Given instruction: Copy every line of the listing that holds the string "JSON".

[Collected data]
>>>
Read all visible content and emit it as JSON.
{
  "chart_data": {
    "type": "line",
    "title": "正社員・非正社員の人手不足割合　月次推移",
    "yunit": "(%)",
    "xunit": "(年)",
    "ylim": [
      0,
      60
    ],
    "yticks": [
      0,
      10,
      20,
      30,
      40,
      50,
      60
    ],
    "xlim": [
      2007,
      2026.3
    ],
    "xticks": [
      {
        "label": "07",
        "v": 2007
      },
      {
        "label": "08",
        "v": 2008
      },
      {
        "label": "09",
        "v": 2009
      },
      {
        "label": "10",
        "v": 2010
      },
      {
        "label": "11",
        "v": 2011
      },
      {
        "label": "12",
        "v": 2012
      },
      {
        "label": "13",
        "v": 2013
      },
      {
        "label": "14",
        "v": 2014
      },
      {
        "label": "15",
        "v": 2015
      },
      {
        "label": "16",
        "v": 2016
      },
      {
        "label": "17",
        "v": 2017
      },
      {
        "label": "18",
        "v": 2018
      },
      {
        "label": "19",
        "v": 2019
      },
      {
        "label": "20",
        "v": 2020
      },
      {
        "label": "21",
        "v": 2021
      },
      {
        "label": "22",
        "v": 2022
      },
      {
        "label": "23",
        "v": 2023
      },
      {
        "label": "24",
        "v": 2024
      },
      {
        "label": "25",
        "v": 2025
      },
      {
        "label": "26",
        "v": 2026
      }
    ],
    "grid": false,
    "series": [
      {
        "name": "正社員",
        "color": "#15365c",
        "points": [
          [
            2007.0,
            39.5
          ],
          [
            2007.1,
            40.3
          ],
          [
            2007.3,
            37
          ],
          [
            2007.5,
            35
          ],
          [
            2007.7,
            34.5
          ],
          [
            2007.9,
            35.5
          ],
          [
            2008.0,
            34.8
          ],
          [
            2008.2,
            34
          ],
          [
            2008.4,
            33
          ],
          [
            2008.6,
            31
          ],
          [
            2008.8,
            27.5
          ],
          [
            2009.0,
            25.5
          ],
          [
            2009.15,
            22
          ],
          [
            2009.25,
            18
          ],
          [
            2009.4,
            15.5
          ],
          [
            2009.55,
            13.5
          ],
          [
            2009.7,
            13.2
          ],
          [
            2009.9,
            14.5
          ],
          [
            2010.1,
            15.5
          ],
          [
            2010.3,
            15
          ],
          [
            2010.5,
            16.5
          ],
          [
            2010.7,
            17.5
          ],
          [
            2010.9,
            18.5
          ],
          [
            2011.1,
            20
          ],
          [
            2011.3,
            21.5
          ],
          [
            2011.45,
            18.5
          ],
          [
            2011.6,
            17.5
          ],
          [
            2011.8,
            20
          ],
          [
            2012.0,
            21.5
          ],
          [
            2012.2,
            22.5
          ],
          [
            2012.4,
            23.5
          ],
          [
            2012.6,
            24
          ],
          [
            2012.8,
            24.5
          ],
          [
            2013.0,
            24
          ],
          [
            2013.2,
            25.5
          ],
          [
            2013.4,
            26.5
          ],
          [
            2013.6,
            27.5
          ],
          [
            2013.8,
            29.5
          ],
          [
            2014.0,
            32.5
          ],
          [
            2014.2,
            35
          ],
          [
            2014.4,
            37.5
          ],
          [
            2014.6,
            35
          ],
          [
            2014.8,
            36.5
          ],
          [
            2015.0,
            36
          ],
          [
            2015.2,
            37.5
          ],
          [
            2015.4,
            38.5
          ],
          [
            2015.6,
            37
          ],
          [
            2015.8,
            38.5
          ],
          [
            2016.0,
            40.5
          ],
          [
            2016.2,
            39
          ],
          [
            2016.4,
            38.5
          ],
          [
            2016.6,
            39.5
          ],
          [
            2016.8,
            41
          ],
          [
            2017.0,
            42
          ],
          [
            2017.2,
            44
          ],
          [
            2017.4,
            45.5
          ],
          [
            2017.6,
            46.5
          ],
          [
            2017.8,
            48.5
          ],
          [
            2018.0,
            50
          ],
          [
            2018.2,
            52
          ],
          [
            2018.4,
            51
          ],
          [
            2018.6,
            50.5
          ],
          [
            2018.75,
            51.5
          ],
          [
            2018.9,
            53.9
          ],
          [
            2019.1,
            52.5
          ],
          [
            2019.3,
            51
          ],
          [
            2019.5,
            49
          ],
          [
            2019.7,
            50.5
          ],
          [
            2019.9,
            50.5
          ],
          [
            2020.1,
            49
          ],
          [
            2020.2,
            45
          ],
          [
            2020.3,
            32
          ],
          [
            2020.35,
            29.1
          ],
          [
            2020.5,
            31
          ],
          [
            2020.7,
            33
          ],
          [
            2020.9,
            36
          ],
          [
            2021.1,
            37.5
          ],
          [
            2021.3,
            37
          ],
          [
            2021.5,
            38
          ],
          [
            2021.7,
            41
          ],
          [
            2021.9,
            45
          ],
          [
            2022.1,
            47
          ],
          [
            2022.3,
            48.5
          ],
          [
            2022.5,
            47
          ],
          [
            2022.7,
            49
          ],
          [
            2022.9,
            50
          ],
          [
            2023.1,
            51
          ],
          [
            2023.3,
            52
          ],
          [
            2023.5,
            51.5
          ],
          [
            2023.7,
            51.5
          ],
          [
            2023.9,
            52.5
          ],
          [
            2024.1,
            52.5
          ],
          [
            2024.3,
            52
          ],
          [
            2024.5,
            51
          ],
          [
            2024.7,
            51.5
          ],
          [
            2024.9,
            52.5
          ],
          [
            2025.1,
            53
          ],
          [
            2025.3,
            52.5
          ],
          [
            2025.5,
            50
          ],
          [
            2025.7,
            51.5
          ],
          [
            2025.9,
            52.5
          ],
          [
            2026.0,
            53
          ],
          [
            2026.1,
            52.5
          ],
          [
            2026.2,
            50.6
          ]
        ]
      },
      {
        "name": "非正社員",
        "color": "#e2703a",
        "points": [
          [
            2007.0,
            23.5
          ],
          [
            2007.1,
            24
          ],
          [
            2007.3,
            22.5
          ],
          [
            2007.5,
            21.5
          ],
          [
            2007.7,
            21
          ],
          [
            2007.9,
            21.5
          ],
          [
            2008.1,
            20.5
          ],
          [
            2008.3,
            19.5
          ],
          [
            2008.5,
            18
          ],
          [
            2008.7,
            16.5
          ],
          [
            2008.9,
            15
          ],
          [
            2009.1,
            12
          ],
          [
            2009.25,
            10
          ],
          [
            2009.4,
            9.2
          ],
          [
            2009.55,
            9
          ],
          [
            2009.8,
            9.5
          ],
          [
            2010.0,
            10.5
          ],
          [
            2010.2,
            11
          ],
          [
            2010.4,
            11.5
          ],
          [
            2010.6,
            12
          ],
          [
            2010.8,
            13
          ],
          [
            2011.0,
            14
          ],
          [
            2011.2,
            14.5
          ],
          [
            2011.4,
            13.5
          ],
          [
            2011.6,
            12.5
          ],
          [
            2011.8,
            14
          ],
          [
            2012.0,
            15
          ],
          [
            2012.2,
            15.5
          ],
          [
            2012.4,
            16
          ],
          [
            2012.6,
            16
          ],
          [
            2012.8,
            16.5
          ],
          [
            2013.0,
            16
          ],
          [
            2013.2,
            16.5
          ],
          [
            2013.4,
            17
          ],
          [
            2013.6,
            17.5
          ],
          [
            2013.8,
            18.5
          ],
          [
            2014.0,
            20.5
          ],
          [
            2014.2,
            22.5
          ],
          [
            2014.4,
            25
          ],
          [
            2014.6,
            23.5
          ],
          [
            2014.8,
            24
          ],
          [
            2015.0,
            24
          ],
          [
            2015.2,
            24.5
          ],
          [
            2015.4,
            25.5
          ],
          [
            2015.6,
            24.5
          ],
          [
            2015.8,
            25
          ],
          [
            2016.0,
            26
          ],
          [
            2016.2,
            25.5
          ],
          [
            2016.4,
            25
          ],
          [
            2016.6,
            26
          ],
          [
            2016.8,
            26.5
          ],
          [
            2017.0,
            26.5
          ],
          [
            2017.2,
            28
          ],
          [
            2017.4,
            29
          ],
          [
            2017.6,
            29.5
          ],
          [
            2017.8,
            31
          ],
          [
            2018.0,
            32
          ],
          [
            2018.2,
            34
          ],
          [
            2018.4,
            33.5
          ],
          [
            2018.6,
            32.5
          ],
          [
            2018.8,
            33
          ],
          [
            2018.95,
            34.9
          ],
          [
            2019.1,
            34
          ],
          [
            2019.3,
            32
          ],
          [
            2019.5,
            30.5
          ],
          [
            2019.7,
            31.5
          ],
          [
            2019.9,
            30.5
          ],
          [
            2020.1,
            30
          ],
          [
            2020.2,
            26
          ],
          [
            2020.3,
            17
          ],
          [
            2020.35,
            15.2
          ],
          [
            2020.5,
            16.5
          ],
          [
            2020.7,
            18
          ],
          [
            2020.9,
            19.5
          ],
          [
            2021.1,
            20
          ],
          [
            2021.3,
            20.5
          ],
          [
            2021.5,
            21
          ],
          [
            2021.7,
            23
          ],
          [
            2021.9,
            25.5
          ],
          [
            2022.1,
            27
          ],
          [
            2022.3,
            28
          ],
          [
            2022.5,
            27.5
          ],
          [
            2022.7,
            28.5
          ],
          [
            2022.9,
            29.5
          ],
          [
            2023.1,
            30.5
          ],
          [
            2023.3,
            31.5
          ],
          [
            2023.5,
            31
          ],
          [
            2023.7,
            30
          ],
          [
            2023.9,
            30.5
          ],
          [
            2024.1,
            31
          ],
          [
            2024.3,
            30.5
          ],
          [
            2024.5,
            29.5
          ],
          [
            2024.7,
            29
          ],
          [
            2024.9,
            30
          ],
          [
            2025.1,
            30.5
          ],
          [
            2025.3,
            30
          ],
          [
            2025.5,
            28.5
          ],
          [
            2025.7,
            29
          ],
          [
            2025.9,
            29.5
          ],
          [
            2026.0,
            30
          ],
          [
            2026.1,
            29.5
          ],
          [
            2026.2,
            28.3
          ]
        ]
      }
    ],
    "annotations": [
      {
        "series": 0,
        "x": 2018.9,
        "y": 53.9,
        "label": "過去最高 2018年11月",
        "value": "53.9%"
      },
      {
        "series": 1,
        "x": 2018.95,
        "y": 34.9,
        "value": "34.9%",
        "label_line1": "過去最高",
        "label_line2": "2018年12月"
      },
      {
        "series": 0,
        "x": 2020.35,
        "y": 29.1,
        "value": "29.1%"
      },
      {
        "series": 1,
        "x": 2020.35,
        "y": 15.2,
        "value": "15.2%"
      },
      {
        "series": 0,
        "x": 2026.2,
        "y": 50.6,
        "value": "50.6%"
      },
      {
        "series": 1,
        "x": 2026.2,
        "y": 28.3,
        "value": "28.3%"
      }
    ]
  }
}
<<<
>>>
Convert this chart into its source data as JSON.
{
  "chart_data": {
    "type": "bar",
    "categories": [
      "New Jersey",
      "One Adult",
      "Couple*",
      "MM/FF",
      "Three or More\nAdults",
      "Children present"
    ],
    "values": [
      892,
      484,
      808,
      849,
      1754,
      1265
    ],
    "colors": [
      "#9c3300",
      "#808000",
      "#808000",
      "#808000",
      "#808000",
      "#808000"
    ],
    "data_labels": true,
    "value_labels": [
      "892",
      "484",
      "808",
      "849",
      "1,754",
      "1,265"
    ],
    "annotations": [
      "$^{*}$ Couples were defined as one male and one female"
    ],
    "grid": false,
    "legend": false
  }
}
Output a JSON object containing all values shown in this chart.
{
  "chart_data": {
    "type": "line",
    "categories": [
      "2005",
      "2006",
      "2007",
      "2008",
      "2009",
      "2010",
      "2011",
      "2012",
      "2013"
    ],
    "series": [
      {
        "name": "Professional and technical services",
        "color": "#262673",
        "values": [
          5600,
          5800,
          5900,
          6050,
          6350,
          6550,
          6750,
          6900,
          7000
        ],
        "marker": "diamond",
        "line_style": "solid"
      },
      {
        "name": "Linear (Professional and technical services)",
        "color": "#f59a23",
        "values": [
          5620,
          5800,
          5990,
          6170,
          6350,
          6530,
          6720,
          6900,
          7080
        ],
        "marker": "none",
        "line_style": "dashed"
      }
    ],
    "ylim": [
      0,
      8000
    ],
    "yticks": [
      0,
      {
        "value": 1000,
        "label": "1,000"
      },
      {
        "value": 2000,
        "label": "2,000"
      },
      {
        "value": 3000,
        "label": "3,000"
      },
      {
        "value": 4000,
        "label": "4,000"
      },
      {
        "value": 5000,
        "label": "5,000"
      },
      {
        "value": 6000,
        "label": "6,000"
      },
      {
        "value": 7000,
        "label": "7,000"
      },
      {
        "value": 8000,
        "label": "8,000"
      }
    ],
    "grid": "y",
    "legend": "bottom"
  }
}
<<<
Correct answer:
Read all visible content and emit it as JSON.
Convert this chart into its source data as JSON.
Output a JSON object containing all values shown in this chart.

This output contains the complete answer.